Exactly! Yeah, that was a really nice segue into my next question, which is, you know, some example, ideally, from your own experience, of a great performance media campaign. And tell us about it, why you felt was so effective. And if you can just do it in the case study format, like, you know, situation, solution.

Mike Grinberg  13:16

Sure. Maybe just based on the base of what we’re talking about, I can talk about one that we literally just launched, it’s only a few days old now. But I can’t share the name of the customer. But it’s a they’re a medical device, or really a med tech engineering firm. So they do product development for other their service provider for you know, big name, medical companies. And their problem is, since we’re taking case study format, you know, the problem is long, extremely long cycles, cycles, we’re talking multiyear, usually. We’re talking and they’re large, it’s multimillion dollar deals often right, things like that. Really long sales cycles, limited resources. And really, the messaging… like they knew their customer, but the core things that customers needed weren’t really being put out there. And they weren’t really running any paid media before. I know, they tried like paid search and stuff like that, and not very successfully in the past. So what we’ve done so far is pretty much what we talked about, you know, we did in depth customer interviews we did in depth stakeholder interviews, we pulled together from there, really a target audience profile, and a content framework, or content strategy that’s mapped across the various, you know, journey stages. And based on that, we’ve created some key content and we’re not doing any lead gen. Right, because if you think about it, who in the right mind is going to download an eBook? Whether they read it or not, get contacted by sales or get a couple email sent, and then decide on signing a $2 million contract, like, it’s just not going to happen.

_ _ _

ASSIGNED TASK :: Repeat the passage of the interview text from "Exactly! Yeah, that" up to and including "know, situation, solution.". The listing that follows is not needed for anything here.

_ _ _

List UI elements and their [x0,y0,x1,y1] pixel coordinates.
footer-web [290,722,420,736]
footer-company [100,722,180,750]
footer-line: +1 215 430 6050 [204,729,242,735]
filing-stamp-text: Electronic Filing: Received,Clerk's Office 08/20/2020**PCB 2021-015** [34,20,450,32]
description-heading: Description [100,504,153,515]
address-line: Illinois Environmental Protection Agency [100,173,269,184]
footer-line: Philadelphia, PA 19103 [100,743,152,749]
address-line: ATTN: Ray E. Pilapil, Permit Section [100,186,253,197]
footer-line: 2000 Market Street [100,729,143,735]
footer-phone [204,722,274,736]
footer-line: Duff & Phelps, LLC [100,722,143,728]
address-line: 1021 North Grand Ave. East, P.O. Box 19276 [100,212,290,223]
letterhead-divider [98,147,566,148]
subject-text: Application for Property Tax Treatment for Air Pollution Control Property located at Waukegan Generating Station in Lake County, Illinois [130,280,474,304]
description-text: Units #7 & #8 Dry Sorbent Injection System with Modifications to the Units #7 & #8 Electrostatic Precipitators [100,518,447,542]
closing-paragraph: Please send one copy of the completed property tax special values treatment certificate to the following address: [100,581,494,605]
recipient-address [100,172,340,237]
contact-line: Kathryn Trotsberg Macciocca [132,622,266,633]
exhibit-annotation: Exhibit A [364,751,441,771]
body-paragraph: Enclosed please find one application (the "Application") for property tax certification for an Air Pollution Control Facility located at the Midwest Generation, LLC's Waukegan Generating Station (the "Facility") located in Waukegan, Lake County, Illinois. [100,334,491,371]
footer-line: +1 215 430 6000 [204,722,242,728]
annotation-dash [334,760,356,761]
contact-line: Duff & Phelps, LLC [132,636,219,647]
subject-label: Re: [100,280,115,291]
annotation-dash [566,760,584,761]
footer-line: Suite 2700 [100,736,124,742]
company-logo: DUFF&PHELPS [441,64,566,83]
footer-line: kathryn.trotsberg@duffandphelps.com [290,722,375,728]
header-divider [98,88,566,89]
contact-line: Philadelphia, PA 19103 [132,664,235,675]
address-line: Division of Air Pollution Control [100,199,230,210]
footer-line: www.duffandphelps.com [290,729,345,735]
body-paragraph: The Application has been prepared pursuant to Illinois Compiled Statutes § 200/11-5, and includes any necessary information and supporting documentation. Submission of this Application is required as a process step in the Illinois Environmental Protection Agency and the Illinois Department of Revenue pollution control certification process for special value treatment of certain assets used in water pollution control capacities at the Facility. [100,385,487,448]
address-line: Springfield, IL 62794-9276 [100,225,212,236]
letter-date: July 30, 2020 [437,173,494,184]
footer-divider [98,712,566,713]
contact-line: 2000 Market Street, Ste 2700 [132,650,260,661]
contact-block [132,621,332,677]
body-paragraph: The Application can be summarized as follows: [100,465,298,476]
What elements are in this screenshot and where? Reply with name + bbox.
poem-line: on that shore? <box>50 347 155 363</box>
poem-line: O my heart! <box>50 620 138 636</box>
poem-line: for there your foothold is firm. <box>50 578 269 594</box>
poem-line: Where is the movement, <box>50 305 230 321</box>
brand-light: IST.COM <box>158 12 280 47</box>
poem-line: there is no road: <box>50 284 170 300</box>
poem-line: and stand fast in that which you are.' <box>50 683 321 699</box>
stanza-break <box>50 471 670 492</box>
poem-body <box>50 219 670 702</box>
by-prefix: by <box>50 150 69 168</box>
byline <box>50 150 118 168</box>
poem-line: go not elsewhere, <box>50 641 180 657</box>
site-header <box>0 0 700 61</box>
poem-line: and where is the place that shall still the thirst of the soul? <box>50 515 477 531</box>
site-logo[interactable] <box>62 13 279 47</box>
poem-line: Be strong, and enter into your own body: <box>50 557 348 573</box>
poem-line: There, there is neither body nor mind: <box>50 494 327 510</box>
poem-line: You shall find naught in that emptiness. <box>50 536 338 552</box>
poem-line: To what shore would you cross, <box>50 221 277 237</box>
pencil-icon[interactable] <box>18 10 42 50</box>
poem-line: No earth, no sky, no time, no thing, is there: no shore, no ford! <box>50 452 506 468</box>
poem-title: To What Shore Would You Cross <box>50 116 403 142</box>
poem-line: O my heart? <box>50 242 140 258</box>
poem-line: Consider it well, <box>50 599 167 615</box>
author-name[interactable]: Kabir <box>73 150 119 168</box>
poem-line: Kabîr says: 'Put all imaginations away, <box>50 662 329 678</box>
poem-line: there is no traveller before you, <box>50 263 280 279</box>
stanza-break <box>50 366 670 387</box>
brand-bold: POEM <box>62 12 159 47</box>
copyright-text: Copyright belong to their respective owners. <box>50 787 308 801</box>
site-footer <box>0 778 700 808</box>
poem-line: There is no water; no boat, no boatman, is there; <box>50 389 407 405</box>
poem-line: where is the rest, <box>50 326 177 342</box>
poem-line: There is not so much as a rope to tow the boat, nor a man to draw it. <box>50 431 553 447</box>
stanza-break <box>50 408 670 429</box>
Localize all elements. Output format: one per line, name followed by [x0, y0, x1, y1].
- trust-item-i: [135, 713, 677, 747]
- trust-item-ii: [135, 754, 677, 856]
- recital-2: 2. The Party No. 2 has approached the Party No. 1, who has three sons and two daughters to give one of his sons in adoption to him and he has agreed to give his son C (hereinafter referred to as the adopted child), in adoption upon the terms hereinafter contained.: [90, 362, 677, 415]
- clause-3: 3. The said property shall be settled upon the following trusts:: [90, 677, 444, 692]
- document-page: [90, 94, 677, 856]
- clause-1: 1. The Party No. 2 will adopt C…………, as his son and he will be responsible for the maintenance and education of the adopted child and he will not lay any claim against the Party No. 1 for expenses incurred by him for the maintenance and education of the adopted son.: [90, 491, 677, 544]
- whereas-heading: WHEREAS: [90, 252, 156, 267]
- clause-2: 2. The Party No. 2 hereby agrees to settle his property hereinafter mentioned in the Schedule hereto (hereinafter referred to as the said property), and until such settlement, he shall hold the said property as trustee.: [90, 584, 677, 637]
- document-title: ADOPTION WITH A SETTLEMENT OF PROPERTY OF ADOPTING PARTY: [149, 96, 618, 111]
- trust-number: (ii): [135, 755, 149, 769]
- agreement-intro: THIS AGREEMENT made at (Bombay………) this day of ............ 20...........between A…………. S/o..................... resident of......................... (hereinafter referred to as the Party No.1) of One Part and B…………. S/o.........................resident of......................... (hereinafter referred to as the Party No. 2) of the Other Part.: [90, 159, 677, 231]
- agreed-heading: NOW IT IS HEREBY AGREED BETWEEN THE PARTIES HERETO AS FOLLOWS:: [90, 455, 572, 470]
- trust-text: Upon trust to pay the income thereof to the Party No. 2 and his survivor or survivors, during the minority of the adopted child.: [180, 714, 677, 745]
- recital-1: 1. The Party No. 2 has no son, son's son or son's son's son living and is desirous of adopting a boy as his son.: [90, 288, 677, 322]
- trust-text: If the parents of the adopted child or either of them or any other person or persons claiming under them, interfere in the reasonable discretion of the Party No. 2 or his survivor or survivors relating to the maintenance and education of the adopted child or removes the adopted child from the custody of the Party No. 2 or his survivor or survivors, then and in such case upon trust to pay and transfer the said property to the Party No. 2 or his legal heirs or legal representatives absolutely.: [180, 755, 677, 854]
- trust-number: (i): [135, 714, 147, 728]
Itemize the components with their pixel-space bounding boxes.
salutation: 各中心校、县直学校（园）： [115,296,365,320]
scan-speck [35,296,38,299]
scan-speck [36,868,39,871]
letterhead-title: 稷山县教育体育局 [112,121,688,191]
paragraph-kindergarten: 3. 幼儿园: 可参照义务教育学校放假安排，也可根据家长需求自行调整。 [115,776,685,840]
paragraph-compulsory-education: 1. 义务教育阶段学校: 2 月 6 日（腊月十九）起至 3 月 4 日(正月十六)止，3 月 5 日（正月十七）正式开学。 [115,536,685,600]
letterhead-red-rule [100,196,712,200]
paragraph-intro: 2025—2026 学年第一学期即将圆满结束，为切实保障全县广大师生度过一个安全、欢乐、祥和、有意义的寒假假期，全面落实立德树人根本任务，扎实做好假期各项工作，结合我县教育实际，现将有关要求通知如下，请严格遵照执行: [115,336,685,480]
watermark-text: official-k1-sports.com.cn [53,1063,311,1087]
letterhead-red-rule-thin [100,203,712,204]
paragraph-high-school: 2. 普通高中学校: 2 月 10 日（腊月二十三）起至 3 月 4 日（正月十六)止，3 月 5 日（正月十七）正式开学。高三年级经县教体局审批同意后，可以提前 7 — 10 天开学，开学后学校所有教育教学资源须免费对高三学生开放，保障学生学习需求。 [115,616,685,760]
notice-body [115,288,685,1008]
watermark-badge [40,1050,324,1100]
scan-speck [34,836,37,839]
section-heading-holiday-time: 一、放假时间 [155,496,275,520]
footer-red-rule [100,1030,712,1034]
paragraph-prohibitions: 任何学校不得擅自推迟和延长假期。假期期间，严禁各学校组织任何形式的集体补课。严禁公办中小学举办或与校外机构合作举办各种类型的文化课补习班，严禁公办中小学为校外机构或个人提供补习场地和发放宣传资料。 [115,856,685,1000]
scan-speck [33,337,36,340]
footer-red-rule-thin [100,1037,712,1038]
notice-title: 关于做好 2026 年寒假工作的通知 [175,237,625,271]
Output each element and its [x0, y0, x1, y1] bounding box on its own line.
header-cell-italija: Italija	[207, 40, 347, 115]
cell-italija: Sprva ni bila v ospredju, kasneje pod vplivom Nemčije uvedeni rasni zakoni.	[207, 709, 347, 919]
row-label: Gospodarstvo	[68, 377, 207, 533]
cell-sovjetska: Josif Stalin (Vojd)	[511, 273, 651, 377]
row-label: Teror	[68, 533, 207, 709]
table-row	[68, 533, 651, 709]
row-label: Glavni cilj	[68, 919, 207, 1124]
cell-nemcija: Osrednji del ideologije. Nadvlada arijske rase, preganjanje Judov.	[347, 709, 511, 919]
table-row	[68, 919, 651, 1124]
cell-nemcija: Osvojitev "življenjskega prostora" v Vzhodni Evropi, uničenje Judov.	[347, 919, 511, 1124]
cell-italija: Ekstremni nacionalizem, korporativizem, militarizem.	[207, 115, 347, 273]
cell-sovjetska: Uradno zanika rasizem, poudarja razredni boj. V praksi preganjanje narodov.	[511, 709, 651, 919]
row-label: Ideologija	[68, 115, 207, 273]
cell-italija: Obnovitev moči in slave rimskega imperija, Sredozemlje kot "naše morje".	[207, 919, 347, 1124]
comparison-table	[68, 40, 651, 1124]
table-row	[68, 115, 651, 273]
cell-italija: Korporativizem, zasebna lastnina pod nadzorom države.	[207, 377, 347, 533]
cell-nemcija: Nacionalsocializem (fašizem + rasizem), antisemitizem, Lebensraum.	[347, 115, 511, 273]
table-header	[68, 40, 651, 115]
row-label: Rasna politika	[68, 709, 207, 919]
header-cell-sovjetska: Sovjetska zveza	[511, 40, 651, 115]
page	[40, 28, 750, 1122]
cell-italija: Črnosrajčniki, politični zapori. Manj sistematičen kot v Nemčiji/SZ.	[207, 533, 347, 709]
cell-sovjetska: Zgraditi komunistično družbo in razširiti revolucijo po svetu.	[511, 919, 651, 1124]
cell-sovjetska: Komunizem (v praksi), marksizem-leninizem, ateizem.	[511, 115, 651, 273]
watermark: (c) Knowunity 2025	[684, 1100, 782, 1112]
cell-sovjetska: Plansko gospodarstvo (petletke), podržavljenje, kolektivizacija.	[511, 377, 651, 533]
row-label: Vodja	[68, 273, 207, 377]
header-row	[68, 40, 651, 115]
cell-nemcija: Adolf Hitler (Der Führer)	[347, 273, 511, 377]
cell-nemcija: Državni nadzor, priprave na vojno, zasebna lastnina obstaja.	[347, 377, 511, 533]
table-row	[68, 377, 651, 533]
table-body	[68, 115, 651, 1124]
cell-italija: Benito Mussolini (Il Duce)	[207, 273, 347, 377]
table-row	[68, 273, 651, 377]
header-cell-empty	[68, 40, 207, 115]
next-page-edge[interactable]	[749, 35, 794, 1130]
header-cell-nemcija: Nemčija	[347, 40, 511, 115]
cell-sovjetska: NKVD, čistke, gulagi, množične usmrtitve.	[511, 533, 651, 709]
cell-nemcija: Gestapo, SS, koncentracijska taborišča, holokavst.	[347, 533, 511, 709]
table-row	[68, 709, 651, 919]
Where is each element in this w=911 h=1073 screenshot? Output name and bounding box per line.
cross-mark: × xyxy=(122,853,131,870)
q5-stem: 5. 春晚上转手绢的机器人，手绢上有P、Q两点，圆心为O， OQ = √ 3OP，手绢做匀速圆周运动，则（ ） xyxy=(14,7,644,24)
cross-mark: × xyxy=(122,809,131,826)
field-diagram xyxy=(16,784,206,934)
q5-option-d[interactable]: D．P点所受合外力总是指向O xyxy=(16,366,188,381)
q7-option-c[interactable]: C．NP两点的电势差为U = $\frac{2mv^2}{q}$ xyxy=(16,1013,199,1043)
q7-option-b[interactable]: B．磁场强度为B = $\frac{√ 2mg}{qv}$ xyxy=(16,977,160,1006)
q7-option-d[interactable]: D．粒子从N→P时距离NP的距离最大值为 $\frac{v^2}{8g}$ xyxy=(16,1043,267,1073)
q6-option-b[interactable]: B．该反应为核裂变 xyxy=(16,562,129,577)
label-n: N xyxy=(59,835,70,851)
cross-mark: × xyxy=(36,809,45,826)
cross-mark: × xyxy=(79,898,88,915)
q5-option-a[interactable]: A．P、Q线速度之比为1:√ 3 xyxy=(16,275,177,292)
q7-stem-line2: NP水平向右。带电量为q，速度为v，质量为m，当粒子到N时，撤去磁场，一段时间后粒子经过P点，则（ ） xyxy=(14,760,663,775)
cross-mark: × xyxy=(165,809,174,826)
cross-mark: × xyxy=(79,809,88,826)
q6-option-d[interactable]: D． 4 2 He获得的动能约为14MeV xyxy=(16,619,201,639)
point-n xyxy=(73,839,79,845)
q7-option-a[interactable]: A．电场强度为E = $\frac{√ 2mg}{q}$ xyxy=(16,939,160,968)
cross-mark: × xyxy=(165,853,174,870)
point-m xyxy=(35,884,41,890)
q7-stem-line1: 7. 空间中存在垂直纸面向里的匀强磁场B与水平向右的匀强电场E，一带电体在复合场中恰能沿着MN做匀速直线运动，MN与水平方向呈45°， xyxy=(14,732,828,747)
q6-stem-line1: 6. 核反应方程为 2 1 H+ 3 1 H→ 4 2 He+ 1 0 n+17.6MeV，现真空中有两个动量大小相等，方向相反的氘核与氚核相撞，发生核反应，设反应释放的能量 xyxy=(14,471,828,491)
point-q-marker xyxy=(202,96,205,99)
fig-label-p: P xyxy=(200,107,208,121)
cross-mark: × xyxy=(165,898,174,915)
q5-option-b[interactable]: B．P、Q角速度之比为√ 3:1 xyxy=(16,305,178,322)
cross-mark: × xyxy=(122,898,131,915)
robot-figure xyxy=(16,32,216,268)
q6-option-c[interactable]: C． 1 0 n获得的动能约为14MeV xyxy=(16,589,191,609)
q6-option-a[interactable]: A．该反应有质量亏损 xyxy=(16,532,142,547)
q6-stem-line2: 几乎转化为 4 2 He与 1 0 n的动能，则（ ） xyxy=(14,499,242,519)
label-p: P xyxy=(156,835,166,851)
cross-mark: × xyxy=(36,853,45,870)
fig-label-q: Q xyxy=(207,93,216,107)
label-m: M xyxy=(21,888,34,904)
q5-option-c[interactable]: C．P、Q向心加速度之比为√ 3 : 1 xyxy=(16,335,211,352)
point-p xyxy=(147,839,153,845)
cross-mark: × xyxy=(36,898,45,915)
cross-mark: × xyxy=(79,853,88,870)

_ _ _

COMPLETED TASK ::
Exactly! Yeah, that was a really nice segue into my next question, which is, you know, some example, ideally, from your own experience, of a great performance media campaign. And tell us about it, why you felt was so effective. And if you can just do it in the case study format, like, you know, situation, solution.